Given instruction:
Rewrite everything from the first line down through the line containing "202, 505, 444]", swapping "line-series" for "data-series" and leaving all else unchanged.

Raw records:
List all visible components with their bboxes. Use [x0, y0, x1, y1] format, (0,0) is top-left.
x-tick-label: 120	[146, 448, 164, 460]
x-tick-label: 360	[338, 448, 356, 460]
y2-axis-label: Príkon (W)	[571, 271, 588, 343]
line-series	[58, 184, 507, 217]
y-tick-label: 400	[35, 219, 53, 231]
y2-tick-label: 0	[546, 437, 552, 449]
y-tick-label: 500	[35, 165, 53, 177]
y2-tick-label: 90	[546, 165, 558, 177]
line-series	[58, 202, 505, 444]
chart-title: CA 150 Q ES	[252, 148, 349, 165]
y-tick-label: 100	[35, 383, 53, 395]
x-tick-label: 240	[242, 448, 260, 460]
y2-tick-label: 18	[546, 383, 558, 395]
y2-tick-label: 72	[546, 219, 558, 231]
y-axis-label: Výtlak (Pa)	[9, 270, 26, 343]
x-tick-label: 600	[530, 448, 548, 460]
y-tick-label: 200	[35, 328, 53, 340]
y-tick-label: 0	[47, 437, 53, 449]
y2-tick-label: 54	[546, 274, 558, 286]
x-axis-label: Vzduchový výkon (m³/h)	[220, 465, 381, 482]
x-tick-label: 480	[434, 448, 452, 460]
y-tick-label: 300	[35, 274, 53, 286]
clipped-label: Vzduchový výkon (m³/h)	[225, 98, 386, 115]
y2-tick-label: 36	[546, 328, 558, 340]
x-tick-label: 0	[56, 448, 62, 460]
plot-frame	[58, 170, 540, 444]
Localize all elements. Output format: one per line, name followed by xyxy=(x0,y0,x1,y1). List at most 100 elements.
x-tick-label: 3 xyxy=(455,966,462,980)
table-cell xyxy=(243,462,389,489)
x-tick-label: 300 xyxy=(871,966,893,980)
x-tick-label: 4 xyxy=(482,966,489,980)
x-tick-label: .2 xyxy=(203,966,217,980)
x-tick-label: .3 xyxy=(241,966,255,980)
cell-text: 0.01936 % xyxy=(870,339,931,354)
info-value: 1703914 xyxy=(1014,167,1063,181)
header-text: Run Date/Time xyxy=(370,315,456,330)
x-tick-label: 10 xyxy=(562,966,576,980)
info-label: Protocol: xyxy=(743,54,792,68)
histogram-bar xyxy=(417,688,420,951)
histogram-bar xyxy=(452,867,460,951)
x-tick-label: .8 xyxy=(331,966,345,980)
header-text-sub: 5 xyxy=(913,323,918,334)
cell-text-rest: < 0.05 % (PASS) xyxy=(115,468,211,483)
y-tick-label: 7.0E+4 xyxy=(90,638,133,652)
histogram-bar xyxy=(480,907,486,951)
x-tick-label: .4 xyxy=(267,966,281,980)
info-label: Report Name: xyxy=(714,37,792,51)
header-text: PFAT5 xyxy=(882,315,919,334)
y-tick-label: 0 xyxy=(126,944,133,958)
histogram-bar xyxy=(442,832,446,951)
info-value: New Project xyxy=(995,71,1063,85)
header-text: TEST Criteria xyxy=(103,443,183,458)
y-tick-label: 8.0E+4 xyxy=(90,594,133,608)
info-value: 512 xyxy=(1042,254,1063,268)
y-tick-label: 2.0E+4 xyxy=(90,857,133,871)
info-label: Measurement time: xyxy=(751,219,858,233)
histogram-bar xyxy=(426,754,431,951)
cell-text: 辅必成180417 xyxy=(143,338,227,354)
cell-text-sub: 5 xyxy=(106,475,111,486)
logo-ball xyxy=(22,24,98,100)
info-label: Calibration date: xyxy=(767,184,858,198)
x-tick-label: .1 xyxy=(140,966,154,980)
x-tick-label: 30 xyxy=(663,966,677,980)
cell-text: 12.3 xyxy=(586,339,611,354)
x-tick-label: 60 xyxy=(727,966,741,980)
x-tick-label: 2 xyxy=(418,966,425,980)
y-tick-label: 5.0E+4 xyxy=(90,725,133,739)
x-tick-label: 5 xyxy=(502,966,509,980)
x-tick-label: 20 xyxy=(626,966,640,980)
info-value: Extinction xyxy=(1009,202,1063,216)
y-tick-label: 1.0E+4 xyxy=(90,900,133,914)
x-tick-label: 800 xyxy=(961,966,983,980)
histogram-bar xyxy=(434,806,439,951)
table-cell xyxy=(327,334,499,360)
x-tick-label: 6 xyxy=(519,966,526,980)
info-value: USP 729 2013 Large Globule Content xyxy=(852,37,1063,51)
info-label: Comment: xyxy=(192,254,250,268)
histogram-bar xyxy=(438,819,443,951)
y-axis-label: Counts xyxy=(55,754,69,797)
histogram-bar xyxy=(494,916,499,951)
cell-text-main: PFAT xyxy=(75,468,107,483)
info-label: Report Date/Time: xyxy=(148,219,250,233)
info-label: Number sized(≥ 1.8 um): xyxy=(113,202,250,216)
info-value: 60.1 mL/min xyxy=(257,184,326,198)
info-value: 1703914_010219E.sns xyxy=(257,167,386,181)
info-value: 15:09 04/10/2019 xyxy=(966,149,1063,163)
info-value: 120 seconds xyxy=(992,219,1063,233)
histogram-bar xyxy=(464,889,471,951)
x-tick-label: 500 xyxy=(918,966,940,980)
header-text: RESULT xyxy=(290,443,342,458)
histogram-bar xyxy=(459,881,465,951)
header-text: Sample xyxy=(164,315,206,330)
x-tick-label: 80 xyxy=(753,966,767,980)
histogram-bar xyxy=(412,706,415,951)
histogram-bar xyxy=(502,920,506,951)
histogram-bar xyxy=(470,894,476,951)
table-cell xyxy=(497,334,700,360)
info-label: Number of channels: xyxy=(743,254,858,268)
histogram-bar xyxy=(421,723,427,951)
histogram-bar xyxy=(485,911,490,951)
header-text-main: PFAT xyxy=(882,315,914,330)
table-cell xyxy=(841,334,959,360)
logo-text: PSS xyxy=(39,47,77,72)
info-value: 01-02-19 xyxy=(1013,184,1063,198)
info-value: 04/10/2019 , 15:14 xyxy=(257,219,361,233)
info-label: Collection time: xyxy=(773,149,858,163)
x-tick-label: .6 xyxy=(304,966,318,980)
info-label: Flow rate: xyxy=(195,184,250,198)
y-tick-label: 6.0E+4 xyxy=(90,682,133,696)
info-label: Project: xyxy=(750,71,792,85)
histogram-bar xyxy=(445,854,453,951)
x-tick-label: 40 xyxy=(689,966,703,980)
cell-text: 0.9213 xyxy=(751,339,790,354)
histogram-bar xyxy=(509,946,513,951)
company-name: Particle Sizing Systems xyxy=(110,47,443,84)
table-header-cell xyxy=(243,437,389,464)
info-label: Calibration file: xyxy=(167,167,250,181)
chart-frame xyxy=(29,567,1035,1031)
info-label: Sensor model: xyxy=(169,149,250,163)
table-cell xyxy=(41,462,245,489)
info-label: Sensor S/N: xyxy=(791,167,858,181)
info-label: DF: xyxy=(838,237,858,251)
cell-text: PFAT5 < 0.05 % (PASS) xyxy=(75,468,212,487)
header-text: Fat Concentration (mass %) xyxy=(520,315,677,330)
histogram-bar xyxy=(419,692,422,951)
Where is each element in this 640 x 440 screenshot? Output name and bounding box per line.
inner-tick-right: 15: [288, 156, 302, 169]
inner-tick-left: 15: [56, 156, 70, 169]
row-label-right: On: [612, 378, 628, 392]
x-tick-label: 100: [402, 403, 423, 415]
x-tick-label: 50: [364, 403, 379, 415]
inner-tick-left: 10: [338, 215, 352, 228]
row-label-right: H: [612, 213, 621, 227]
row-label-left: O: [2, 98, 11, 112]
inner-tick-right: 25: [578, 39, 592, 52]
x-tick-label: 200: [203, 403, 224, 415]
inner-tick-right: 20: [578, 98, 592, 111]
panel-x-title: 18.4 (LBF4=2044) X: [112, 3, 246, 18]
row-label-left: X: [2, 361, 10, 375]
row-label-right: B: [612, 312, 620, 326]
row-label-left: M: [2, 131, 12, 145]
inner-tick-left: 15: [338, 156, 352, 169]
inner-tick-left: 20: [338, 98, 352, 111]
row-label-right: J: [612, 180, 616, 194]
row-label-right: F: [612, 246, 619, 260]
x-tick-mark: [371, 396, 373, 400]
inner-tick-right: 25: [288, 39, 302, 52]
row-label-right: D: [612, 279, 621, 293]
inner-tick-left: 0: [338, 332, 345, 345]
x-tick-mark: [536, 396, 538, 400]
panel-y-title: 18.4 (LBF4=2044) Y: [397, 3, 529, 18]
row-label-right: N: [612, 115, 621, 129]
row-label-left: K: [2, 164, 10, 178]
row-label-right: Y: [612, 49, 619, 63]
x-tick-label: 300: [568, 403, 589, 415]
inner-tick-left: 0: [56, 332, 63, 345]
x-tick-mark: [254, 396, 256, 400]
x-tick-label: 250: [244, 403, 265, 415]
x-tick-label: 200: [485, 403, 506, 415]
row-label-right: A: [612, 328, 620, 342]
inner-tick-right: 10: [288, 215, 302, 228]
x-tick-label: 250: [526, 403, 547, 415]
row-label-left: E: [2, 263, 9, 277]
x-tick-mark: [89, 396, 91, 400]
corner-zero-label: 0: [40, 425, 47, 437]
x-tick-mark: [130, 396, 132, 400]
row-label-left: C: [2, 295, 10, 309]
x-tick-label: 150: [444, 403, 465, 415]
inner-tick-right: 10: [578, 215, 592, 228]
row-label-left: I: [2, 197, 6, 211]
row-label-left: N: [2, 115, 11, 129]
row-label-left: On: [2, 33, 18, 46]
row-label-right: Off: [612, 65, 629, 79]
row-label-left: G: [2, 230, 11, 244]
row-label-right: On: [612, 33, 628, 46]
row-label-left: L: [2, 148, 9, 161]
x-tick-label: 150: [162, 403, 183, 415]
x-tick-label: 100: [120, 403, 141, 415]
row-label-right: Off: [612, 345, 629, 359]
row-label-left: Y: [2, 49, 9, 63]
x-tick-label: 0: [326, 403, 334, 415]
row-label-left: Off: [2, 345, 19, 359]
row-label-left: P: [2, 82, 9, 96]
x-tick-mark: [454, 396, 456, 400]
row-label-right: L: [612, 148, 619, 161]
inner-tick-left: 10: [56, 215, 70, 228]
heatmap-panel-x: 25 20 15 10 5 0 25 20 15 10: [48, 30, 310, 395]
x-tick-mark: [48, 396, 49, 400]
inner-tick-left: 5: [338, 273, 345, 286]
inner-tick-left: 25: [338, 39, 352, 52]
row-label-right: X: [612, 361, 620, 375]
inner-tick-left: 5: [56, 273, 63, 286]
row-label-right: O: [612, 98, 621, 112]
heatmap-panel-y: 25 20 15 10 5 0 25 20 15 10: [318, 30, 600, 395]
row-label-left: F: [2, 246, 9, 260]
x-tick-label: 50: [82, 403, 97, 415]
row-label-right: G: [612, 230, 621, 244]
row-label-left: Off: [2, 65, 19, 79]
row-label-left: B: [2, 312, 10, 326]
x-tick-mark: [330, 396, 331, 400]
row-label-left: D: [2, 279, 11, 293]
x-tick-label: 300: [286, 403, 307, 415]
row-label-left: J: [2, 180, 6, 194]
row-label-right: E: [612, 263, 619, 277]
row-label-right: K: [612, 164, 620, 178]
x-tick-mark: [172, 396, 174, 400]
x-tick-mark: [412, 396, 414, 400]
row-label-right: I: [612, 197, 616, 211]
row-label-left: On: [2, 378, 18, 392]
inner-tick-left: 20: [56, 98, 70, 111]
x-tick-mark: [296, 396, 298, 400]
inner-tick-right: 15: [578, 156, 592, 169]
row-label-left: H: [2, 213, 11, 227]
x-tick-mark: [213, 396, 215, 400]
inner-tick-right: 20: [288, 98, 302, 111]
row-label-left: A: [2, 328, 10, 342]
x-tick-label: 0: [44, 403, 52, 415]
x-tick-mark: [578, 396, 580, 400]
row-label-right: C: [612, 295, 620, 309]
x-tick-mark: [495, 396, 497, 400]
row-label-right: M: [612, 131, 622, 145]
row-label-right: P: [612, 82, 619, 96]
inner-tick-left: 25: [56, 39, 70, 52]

Correct result:
List all visible components with their bboxes. Use [x0, y0, x1, y1] format, (0,0) is top-left.
x-tick-label: 120	[146, 448, 164, 460]
x-tick-label: 360	[338, 448, 356, 460]
y2-axis-label: Príkon (W)	[571, 271, 588, 343]
data-series	[58, 184, 507, 217]
y-tick-label: 400	[35, 219, 53, 231]
y2-tick-label: 0	[546, 437, 552, 449]
y-tick-label: 500	[35, 165, 53, 177]
y2-tick-label: 90	[546, 165, 558, 177]
data-series	[58, 202, 505, 444]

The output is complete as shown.